* Problem to work on
Rewrite the lines that follow as a numbered list, leaving out any blank lines.

* Data supplied

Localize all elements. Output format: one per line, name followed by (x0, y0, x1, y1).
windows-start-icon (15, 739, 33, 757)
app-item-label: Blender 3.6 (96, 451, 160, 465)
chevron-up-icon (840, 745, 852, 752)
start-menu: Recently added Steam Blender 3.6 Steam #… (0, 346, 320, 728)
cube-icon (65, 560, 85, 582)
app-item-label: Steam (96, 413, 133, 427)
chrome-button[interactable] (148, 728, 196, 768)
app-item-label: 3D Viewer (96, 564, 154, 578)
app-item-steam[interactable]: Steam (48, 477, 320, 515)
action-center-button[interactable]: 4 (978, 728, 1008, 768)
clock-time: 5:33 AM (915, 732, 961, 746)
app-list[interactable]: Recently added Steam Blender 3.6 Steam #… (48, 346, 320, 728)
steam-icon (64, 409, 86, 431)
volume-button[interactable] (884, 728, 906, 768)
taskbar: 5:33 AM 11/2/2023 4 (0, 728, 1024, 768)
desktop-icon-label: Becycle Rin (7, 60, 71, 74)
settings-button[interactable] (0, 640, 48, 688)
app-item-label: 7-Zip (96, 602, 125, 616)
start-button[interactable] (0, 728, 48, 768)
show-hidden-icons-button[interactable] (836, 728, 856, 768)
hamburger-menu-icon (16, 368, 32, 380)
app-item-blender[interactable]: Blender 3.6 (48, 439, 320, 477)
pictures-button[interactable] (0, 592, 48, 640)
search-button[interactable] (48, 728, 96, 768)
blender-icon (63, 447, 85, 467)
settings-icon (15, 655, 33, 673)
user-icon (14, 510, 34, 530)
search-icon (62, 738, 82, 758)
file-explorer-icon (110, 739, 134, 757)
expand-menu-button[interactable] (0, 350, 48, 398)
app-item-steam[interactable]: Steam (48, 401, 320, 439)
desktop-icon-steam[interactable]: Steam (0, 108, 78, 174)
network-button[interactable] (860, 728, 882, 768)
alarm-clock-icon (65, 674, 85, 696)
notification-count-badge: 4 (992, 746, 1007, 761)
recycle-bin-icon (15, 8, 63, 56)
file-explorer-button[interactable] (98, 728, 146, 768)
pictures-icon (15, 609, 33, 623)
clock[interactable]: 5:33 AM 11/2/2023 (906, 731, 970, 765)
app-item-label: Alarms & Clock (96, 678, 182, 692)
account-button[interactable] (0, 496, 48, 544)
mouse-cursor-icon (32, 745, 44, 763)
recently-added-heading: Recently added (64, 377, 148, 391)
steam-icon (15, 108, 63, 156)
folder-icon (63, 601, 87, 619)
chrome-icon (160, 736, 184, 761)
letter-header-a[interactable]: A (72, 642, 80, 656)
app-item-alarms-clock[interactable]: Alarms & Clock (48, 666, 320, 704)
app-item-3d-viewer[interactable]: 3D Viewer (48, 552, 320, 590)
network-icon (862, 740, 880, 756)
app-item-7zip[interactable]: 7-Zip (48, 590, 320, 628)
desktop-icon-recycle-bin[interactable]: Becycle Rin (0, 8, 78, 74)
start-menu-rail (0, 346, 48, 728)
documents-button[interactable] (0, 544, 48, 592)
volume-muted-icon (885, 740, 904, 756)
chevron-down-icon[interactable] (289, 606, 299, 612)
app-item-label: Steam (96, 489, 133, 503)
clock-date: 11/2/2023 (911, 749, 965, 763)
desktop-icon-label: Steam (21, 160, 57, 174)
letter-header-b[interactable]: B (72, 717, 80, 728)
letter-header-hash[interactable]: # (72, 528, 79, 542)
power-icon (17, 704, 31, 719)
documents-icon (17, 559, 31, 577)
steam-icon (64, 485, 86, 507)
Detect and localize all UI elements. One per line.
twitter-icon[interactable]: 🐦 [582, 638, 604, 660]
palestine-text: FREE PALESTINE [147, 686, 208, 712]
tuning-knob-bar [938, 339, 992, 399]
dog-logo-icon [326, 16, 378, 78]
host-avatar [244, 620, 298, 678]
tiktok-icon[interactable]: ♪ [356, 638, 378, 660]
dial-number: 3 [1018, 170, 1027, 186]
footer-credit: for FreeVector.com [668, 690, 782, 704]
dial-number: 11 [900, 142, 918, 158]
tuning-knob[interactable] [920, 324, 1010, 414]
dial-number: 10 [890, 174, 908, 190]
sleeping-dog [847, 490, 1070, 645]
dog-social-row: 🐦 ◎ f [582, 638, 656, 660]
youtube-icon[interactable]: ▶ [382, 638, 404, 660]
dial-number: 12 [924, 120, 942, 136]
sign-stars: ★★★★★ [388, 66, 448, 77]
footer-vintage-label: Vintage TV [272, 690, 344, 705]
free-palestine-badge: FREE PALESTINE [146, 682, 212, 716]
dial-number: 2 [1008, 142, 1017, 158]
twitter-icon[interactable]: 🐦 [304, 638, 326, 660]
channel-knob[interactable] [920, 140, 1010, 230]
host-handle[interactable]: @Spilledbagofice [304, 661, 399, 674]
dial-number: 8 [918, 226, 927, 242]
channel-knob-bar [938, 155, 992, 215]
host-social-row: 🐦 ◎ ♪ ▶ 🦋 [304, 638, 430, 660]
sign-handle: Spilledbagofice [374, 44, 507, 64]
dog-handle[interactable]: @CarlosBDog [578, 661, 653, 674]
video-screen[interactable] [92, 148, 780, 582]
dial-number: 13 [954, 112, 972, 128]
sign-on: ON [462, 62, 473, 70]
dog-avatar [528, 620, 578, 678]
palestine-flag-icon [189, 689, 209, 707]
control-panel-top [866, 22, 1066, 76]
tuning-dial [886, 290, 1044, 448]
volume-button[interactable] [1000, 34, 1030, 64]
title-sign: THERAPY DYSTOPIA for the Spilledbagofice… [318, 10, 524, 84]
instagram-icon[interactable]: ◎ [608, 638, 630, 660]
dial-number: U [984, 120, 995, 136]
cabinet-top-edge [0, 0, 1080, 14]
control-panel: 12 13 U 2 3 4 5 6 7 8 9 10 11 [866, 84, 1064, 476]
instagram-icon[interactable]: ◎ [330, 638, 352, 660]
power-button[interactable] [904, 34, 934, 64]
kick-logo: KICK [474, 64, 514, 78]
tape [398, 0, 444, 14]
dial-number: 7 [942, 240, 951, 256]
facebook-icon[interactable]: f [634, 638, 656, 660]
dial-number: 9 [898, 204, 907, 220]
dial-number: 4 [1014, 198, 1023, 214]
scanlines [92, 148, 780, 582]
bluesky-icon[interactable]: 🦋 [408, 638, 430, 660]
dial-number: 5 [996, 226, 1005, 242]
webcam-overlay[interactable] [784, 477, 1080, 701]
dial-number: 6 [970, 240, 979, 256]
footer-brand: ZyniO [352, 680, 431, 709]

* Solution
1. Localize all elements. Output format: one per line, name followed by (x0, y0, x1, y1).
2. windows-start-icon (15, 739, 33, 757)
3. app-item-label: Blender 3.6 (96, 451, 160, 465)
4. chevron-up-icon (840, 745, 852, 752)
5. start-menu: Recently added Steam Blender 3.6 Steam #… (0, 346, 320, 728)
6. cube-icon (65, 560, 85, 582)
7. app-item-label: Steam (96, 413, 133, 427)
8. chrome-button[interactable] (148, 728, 196, 768)
9. app-item-label: 3D Viewer (96, 564, 154, 578)
10. app-item-steam[interactable]: Steam (48, 477, 320, 515)
11. action-center-button[interactable]: 4 (978, 728, 1008, 768)
12. clock-time: 5:33 AM (915, 732, 961, 746)
13. app-list[interactable]: Recently added Steam Blender 3.6 Steam #… (48, 346, 320, 728)
14. steam-icon (64, 409, 86, 431)
15. volume-button[interactable] (884, 728, 906, 768)
16. taskbar: 5:33 AM 11/2/2023 4 (0, 728, 1024, 768)
17. desktop-icon-label: Becycle Rin (7, 60, 71, 74)
18. settings-button[interactable] (0, 640, 48, 688)
19. app-item-label: 7-Zip (96, 602, 125, 616)
20. start-button[interactable] (0, 728, 48, 768)
21. show-hidden-icons-button[interactable] (836, 728, 856, 768)
22. hamburger-menu-icon (16, 368, 32, 380)
23. app-item-blender[interactable]: Blender 3.6 (48, 439, 320, 477)
24. pictures-button[interactable] (0, 592, 48, 640)
25. search-button[interactable] (48, 728, 96, 768)
26. blender-icon (63, 447, 85, 467)
27. settings-icon (15, 655, 33, 673)
28. user-icon (14, 510, 34, 530)
29. search-icon (62, 738, 82, 758)
30. file-explorer-icon (110, 739, 134, 757)
31. expand-menu-button[interactable] (0, 350, 48, 398)
32. app-item-steam[interactable]: Steam (48, 401, 320, 439)
33. desktop-icon-steam[interactable]: Steam (0, 108, 78, 174)
34. network-button[interactable] (860, 728, 882, 768)
35. alarm-clock-icon (65, 674, 85, 696)
36. notification-count-badge: 4 (992, 746, 1007, 761)
37. recycle-bin-icon (15, 8, 63, 56)
38. file-explorer-button[interactable] (98, 728, 146, 768)
39. pictures-icon (15, 609, 33, 623)
40. clock[interactable]: 5:33 AM 11/2/2023 (906, 731, 970, 765)
41. app-item-label: Alarms & Clock (96, 678, 182, 692)
42. account-button[interactable] (0, 496, 48, 544)
43. mouse-cursor-icon (32, 745, 44, 763)
44. recently-added-heading: Recently added (64, 377, 148, 391)
45. steam-icon (15, 108, 63, 156)
46. folder-icon (63, 601, 87, 619)
47. chrome-icon (160, 736, 184, 761)
48. letter-header-a[interactable]: A (72, 642, 80, 656)
49. app-item-alarms-clock[interactable]: Alarms & Clock (48, 666, 320, 704)
50. app-item-3d-viewer[interactable]: 3D Viewer (48, 552, 320, 590)
51. network-icon (862, 740, 880, 756)
52. app-item-7zip[interactable]: 7-Zip (48, 590, 320, 628)
53. desktop-icon-recycle-bin[interactable]: Becycle Rin (0, 8, 78, 74)
54. start-menu-rail (0, 346, 48, 728)
55. documents-button[interactable] (0, 544, 48, 592)
56. volume-muted-icon (885, 740, 904, 756)
57. chevron-down-icon[interactable] (289, 606, 299, 612)
58. app-item-label: Steam (96, 489, 133, 503)
59. clock-date: 11/2/2023 (911, 749, 965, 763)
60. desktop-icon-label: Steam (21, 160, 57, 174)
61. letter-header-b[interactable]: B (72, 717, 80, 728)
62. letter-header-hash[interactable]: # (72, 528, 79, 542)
63. power-icon (17, 704, 31, 719)
64. documents-icon (17, 559, 31, 577)
65. steam-icon (64, 485, 86, 507)
66. Detect and localize all UI elements. One per line.
67. twitter-icon[interactable]: 🐦 [582, 638, 604, 660]
68. palestine-text: FREE PALESTINE [147, 686, 208, 712]
69. tuning-knob-bar [938, 339, 992, 399]
70. dog-logo-icon [326, 16, 378, 78]
71. host-avatar [244, 620, 298, 678]
72. tiktok-icon[interactable]: ♪ [356, 638, 378, 660]
73. dial-number: 3 [1018, 170, 1027, 186]
74. footer-credit: for FreeVector.com [668, 690, 782, 704]
75. dial-number: 11 [900, 142, 918, 158]
76. tuning-knob[interactable] [920, 324, 1010, 414]
77. dial-number: 10 [890, 174, 908, 190]
78. sleeping-dog [847, 490, 1070, 645]
79. dog-social-row: 🐦 ◎ f [582, 638, 656, 660]
80. youtube-icon[interactable]: ▶ [382, 638, 404, 660]
81. dial-number: 12 [924, 120, 942, 136]
82. sign-stars: ★★★★★ [388, 66, 448, 77]
83. footer-vintage-label: Vintage TV [272, 690, 344, 705]
84. free-palestine-badge: FREE PALESTINE [146, 682, 212, 716]
85. dial-number: 2 [1008, 142, 1017, 158]
86. twitter-icon[interactable]: 🐦 [304, 638, 326, 660]
87. channel-knob[interactable] [920, 140, 1010, 230]
88. host-handle[interactable]: @Spilledbagofice [304, 661, 399, 674]
89. dial-number: 8 [918, 226, 927, 242]
90. channel-knob-bar [938, 155, 992, 215]
91. host-social-row: 🐦 ◎ ♪ ▶ 🦋 [304, 638, 430, 660]
92. sign-handle: Spilledbagofice [374, 44, 507, 64]
93. dog-handle[interactable]: @CarlosBDog [578, 661, 653, 674]
94. video-screen[interactable] [92, 148, 780, 582]
95. dial-number: 13 [954, 112, 972, 128]
96. sign-on: ON [462, 62, 473, 70]
97. dog-avatar [528, 620, 578, 678]
98. palestine-flag-icon [189, 689, 209, 707]
99. control-panel-top [866, 22, 1066, 76]
100. tuning-dial [886, 290, 1044, 448]
101. volume-button[interactable] [1000, 34, 1030, 64]
102. title-sign: THERAPY DYSTOPIA for the Spilledbagofice… [318, 10, 524, 84]
103. instagram-icon[interactable]: ◎ [608, 638, 630, 660]
104. dial-number: U [984, 120, 995, 136]
105. cabinet-top-edge [0, 0, 1080, 14]
106. control-panel: 12 13 U 2 3 4 5 6 7 8 9 10 11 [866, 84, 1064, 476]
107. instagram-icon[interactable]: ◎ [330, 638, 352, 660]
108. power-button[interactable] [904, 34, 934, 64]
109. kick-logo: KICK [474, 64, 514, 78]
110. tape [398, 0, 444, 14]
111. dial-number: 7 [942, 240, 951, 256]
112. facebook-icon[interactable]: f [634, 638, 656, 660]
113. dial-number: 9 [898, 204, 907, 220]
114. dial-number: 4 [1014, 198, 1023, 214]
115. scanlines [92, 148, 780, 582]
116. bluesky-icon[interactable]: 🦋 [408, 638, 430, 660]
117. dial-number: 5 [996, 226, 1005, 242]
118. webcam-overlay[interactable] [784, 477, 1080, 701]
119. dial-number: 6 [970, 240, 979, 256]
120. footer-brand: ZyniO [352, 680, 431, 709]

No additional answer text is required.